*Raw records*

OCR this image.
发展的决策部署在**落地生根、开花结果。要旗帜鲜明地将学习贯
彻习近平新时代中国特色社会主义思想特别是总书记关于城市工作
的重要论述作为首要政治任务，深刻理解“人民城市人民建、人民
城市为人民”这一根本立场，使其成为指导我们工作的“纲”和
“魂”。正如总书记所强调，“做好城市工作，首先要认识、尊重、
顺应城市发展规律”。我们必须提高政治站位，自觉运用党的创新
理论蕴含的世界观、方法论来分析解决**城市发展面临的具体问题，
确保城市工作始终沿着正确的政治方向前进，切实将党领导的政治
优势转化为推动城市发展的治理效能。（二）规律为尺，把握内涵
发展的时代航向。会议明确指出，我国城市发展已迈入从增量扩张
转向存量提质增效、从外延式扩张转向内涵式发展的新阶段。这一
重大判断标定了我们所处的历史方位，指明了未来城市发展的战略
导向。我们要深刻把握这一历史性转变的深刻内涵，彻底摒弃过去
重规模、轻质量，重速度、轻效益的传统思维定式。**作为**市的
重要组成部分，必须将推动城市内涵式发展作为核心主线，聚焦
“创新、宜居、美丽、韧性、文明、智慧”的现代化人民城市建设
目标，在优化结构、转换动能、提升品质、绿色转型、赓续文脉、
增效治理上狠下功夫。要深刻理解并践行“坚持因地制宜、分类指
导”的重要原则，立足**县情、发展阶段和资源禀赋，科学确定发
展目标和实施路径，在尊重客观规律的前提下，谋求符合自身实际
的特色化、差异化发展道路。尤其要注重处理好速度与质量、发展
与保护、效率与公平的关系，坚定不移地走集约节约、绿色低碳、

*Work to be completed*
Output all of the material, please, exactly as it stands.

*Expected answer*
OCR this image.
发展的决策部署在**落地生根、开花结果。要旗帜鲜明地将学习贯
彻习近平新时代中国特色社会主义思想特别是总书记关于城市工作
的重要论述作为首要政治任务，深刻理解“人民城市人民建、人民
城市为人民”这一根本立场，使其成为指导我们工作的“纲”和
“魂”。正如总书记所强调，“做好城市工作，首先要认识、尊重、
顺应城市发展规律”。我们必须提高政治站位，自觉运用党的创新
理论蕴含的世界观、方法论来分析解决**城市发展面临的具体问题，
确保城市工作始终沿着正确的政治方向前进，切实将党领导的政治
优势转化为推动城市发展的治理效能。（二）规律为尺，把握内涵
发展的时代航向。会议明确指出，我国城市发展已迈入从增量扩张
转向存量提质增效、从外延式扩张转向内涵式发展的新阶段。这一
重大判断标定了我们所处的历史方位，指明了未来城市发展的战略
导向。我们要深刻把握这一历史性转变的深刻内涵，彻底摒弃过去
重规模、轻质量，重速度、轻效益的传统思维定式。**作为**市的
重要组成部分，必须将推动城市内涵式发展作为核心主线，聚焦
“创新、宜居、美丽、韧性、文明、智慧”的现代化人民城市建设
目标，在优化结构、转换动能、提升品质、绿色转型、赓续文脉、
增效治理上狠下功夫。要深刻理解并践行“坚持因地制宜、分类指
导”的重要原则，立足**县情、发展阶段和资源禀赋，科学确定发
展目标和实施路径，在尊重客观规律的前提下，谋求符合自身实际
的特色化、差异化发展道路。尤其要注重处理好速度与质量、发展
与保护、效率与公平的关系，坚定不移地走集约节约、绿色低碳、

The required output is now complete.